▶ [RECORD LIST]
-----

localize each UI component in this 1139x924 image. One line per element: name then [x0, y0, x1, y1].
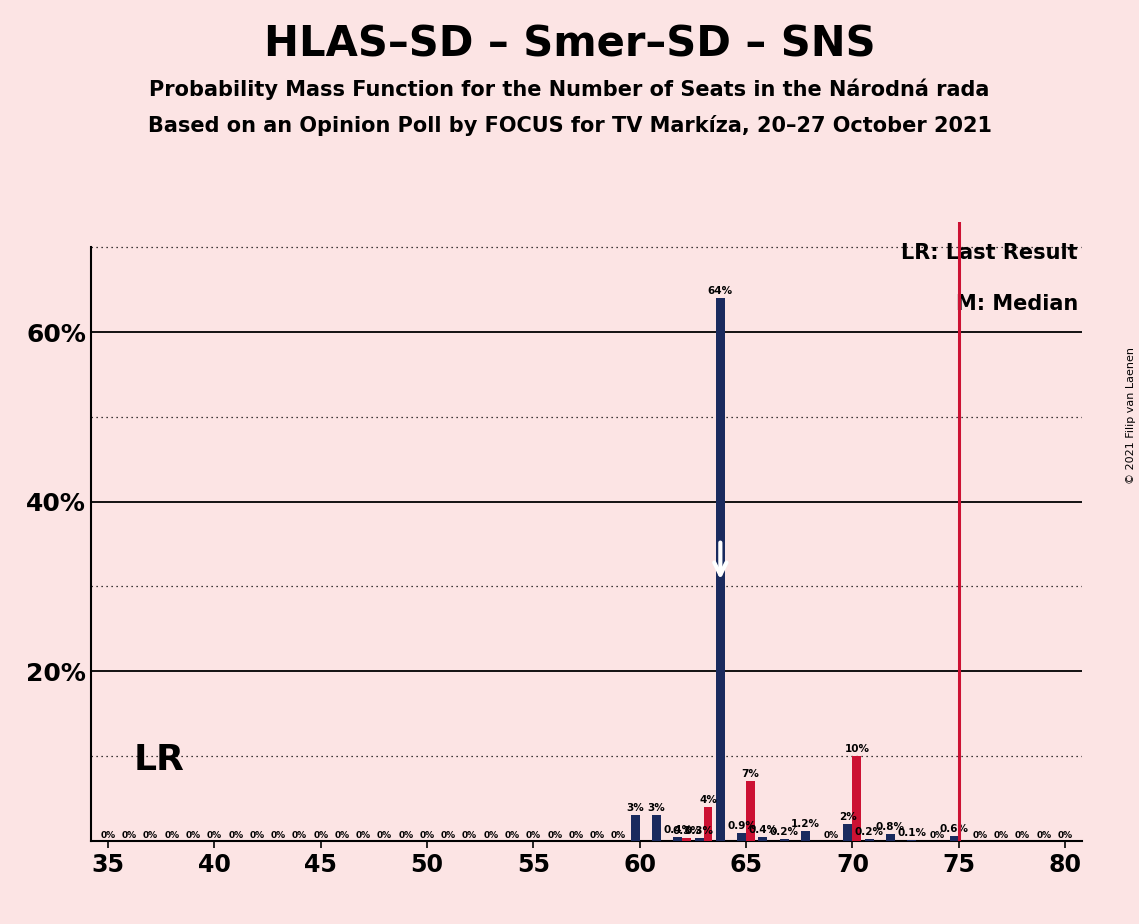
Text: 0%: 0% — [377, 831, 392, 840]
Text: 0%: 0% — [355, 831, 371, 840]
Bar — [716, 298, 724, 841]
Text: 0%: 0% — [335, 831, 350, 840]
Text: 0%: 0% — [228, 831, 244, 840]
Bar — [737, 833, 746, 841]
Text: 0%: 0% — [526, 831, 541, 840]
Text: 0%: 0% — [292, 831, 308, 840]
Text: 0%: 0% — [1015, 831, 1030, 840]
Bar — [673, 837, 682, 841]
Text: 0.8%: 0.8% — [876, 822, 906, 832]
Text: 0%: 0% — [249, 831, 264, 840]
Text: 10%: 10% — [844, 744, 869, 754]
Text: 0%: 0% — [547, 831, 563, 840]
Text: M: Median: M: Median — [956, 294, 1077, 314]
Text: 0.4%: 0.4% — [663, 825, 693, 835]
Text: 0%: 0% — [271, 831, 286, 840]
Text: 0%: 0% — [441, 831, 456, 840]
Text: 0%: 0% — [929, 831, 945, 840]
Text: 0.6%: 0.6% — [940, 823, 969, 833]
Text: HLAS–SD – Smer–SD – SNS: HLAS–SD – Smer–SD – SNS — [264, 23, 875, 65]
Text: 0%: 0% — [122, 831, 137, 840]
Text: 4%: 4% — [699, 795, 716, 805]
Text: 0%: 0% — [144, 831, 158, 840]
Text: 0%: 0% — [505, 831, 519, 840]
Text: 0%: 0% — [483, 831, 499, 840]
Text: 0%: 0% — [164, 831, 180, 840]
Text: 0.4%: 0.4% — [748, 825, 778, 835]
Text: Probability Mass Function for the Number of Seats in the Národná rada: Probability Mass Function for the Number… — [149, 79, 990, 100]
Bar — [704, 807, 713, 841]
Text: 0%: 0% — [399, 831, 413, 840]
Bar — [865, 839, 874, 841]
Text: 3%: 3% — [648, 803, 665, 813]
Text: 0%: 0% — [973, 831, 988, 840]
Text: 0%: 0% — [993, 831, 1009, 840]
Bar — [844, 824, 852, 841]
Text: 0%: 0% — [419, 831, 435, 840]
Text: 0%: 0% — [207, 831, 222, 840]
Text: 0%: 0% — [313, 831, 328, 840]
Text: 0.2%: 0.2% — [854, 827, 884, 837]
Text: 0%: 0% — [568, 831, 583, 840]
Text: 2%: 2% — [839, 812, 857, 821]
Bar — [631, 815, 640, 841]
Text: 0%: 0% — [1036, 831, 1051, 840]
Text: 0%: 0% — [590, 831, 605, 840]
Text: 0.1%: 0.1% — [898, 828, 926, 838]
Text: LR: Last Result: LR: Last Result — [901, 243, 1077, 263]
Text: © 2021 Filip van Laenen: © 2021 Filip van Laenen — [1126, 347, 1136, 484]
Text: 0%: 0% — [186, 831, 200, 840]
Text: 0%: 0% — [462, 831, 477, 840]
Bar — [653, 815, 661, 841]
Text: 0%: 0% — [100, 831, 116, 840]
Bar — [759, 837, 768, 841]
Text: Based on an Opinion Poll by FOCUS for TV Markíza, 20–27 October 2021: Based on an Opinion Poll by FOCUS for TV… — [147, 116, 992, 137]
Text: 0%: 0% — [823, 831, 838, 840]
Bar — [950, 835, 959, 841]
Text: 0.2%: 0.2% — [770, 827, 798, 837]
Text: 0%: 0% — [1057, 831, 1073, 840]
Text: 0.9%: 0.9% — [727, 821, 756, 831]
Text: 0.3%: 0.3% — [672, 826, 702, 836]
Text: 3%: 3% — [626, 803, 645, 813]
Text: 0.3%: 0.3% — [685, 826, 713, 836]
Text: 7%: 7% — [741, 770, 760, 779]
Bar — [746, 782, 755, 841]
Text: 1.2%: 1.2% — [790, 819, 820, 829]
Bar — [682, 838, 691, 841]
Text: 64%: 64% — [707, 286, 732, 296]
Bar — [695, 838, 704, 841]
Bar — [780, 839, 788, 841]
Text: LR: LR — [133, 743, 185, 777]
Bar — [852, 756, 861, 841]
Text: 0%: 0% — [611, 831, 626, 840]
Bar — [886, 834, 895, 841]
Bar — [801, 831, 810, 841]
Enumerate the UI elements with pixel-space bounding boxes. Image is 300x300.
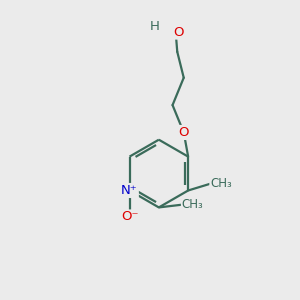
Text: O: O xyxy=(178,126,189,139)
Text: O: O xyxy=(173,26,184,39)
Text: CH₃: CH₃ xyxy=(182,198,204,211)
Text: H: H xyxy=(149,20,159,33)
Text: O⁻: O⁻ xyxy=(121,211,138,224)
Text: CH₃: CH₃ xyxy=(210,177,232,190)
Text: N⁺: N⁺ xyxy=(121,184,138,197)
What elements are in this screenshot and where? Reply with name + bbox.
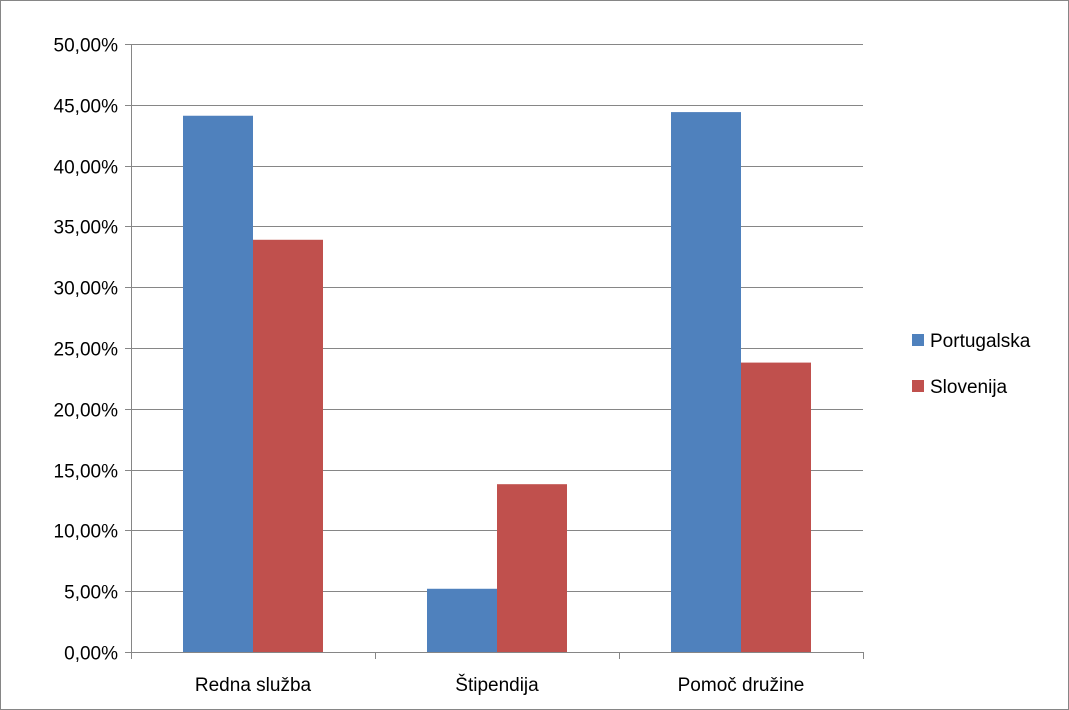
bar-slovenija-1 [497, 484, 567, 652]
bar-slovenija-0 [253, 239, 323, 652]
bar-portugalska-2 [671, 112, 741, 652]
y-tick-label: 5,00% [64, 583, 118, 604]
y-tick-label: 30,00% [54, 279, 119, 300]
y-tick-labels: 0,00% 5,00% 10,00% 15,00% 20,00% 25,00% 30,00%… [54, 36, 119, 665]
x-category-label: Redna služba [195, 675, 312, 696]
y-tick-label: 50,00% [54, 36, 119, 57]
y-tick-label: 10,00% [54, 522, 119, 543]
x-category-labels: Redna služba Štipendija Pomoč družine [195, 674, 804, 696]
y-tick-label: 20,00% [54, 401, 119, 422]
bar-portugalska-1 [427, 588, 497, 652]
y-tick-label: 45,00% [54, 97, 119, 118]
axes [125, 44, 864, 659]
legend-swatch-portugalska [912, 334, 924, 346]
y-tick-label: 25,00% [54, 340, 119, 361]
legend: Portugalska Slovenija [912, 331, 1031, 398]
bars [183, 112, 811, 652]
y-tick-label: 15,00% [54, 462, 119, 483]
bar-slovenija-2 [741, 362, 811, 652]
bar-portugalska-0 [183, 115, 253, 652]
y-tick-label: 0,00% [64, 644, 118, 665]
legend-swatch-slovenija [912, 380, 924, 392]
y-tick-label: 40,00% [54, 158, 119, 179]
legend-label-slovenija: Slovenija [930, 377, 1008, 398]
legend-label-portugalska: Portugalska [930, 331, 1031, 352]
y-tick-label: 35,00% [54, 218, 119, 239]
x-category-label: Pomoč družine [678, 675, 805, 696]
x-category-label: Štipendija [455, 674, 539, 696]
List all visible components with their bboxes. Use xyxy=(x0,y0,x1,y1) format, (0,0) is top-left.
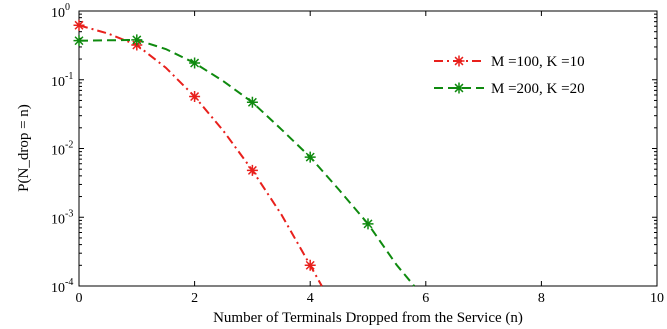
x-tick-label: 8 xyxy=(538,291,545,306)
legend-marker xyxy=(453,55,465,67)
data-point xyxy=(304,151,316,163)
y-tick-label: 10-2 xyxy=(51,140,73,159)
axis-ticks: 0 2 4 6 8 10 100 10-1 10-2 10-3 10-4 xyxy=(51,2,664,306)
series-markers xyxy=(73,19,374,271)
x-tick-label: 10 xyxy=(650,291,664,306)
legend-marker xyxy=(453,82,465,94)
y-tick-label: 10-1 xyxy=(51,71,73,90)
legend-label: M =200, K =20 xyxy=(491,81,585,97)
x-tick-label: 0 xyxy=(76,291,83,306)
x-tick-label: 2 xyxy=(191,291,198,306)
data-point xyxy=(362,218,374,230)
data-point xyxy=(189,57,201,69)
data-point xyxy=(131,34,143,46)
legend: M =100, K =10 M =200, K =20 xyxy=(425,40,627,102)
data-point xyxy=(246,164,258,176)
y-tick-label: 10-3 xyxy=(51,208,73,227)
x-tick-label: 4 xyxy=(307,291,314,306)
x-axis-label: Number of Terminals Dropped from the Ser… xyxy=(213,310,523,326)
data-point xyxy=(73,19,85,31)
y-tick-label: 10-4 xyxy=(51,277,73,296)
data-point xyxy=(246,96,258,108)
data-point xyxy=(304,259,316,271)
legend-label: M =100, K =10 xyxy=(491,54,585,70)
data-point xyxy=(189,91,201,103)
data-point xyxy=(73,35,85,47)
y-tick-label: 100 xyxy=(51,2,70,21)
x-tick-label: 6 xyxy=(422,291,429,306)
y-axis-label: P(N_drop = n) xyxy=(16,104,32,192)
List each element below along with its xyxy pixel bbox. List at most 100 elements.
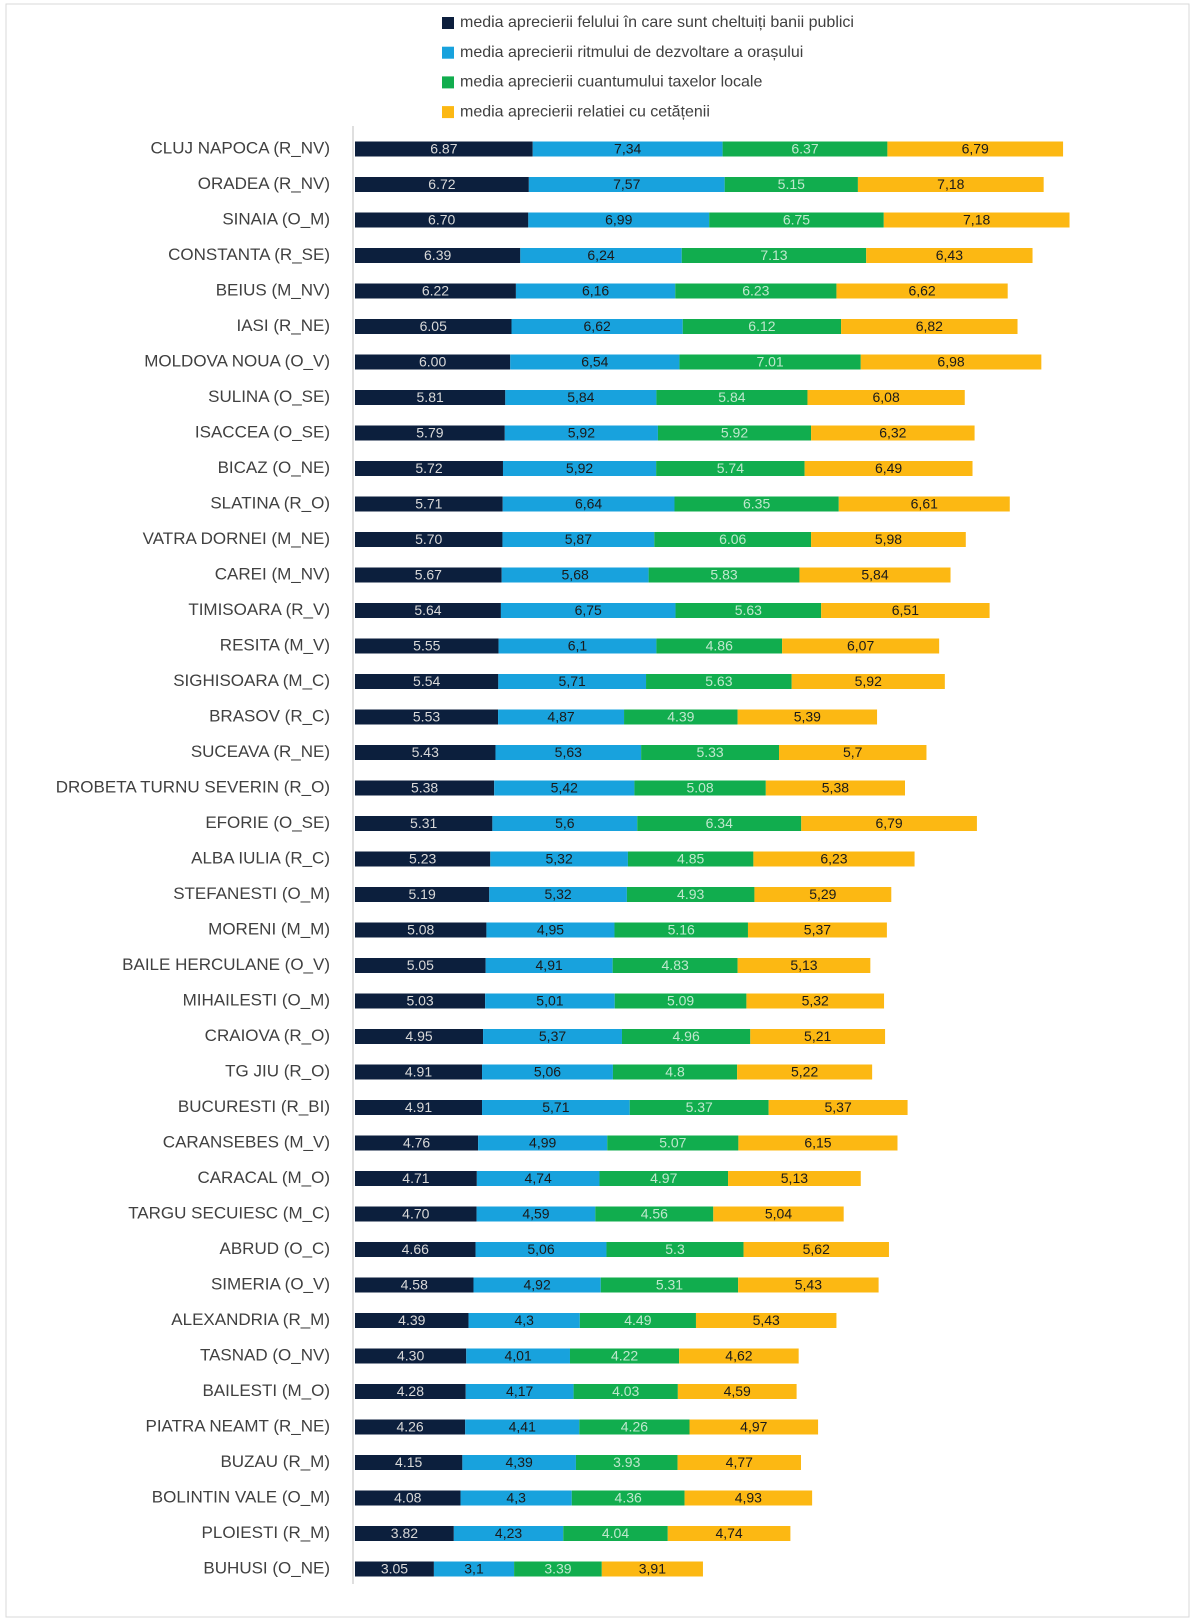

-----

▶ [WORK TO COMPLETE] Duplicate the run of lines that opens with the line containing "bar-slovenija-1 [497, 484, 567, 652]" and closes with the line containing "legend-swatch-portugalska [912, 334, 924, 346]", including both of those lines.

▶ [TASK ANSWER]
bar-slovenija-1 [497, 484, 567, 652]
bar-slovenija-0 [253, 239, 323, 652]
bar-portugalska-2 [671, 112, 741, 652]
y-tick-label: 5,00% [64, 583, 118, 604]
y-tick-label: 30,00% [54, 279, 119, 300]
y-tick-labels: 0,00% 5,00% 10,00% 15,00% 20,00% 25,00% 30,00%… [54, 36, 119, 665]
x-category-label: Redna služba [195, 675, 312, 696]
y-tick-label: 50,00% [54, 36, 119, 57]
y-tick-label: 10,00% [54, 522, 119, 543]
x-category-labels: Redna služba Štipendija Pomoč družine [195, 674, 804, 696]
y-tick-label: 20,00% [54, 401, 119, 422]
bar-portugalska-1 [427, 588, 497, 652]
y-tick-label: 45,00% [54, 97, 119, 118]
axes [125, 44, 864, 659]
legend-swatch-portugalska [912, 334, 924, 346]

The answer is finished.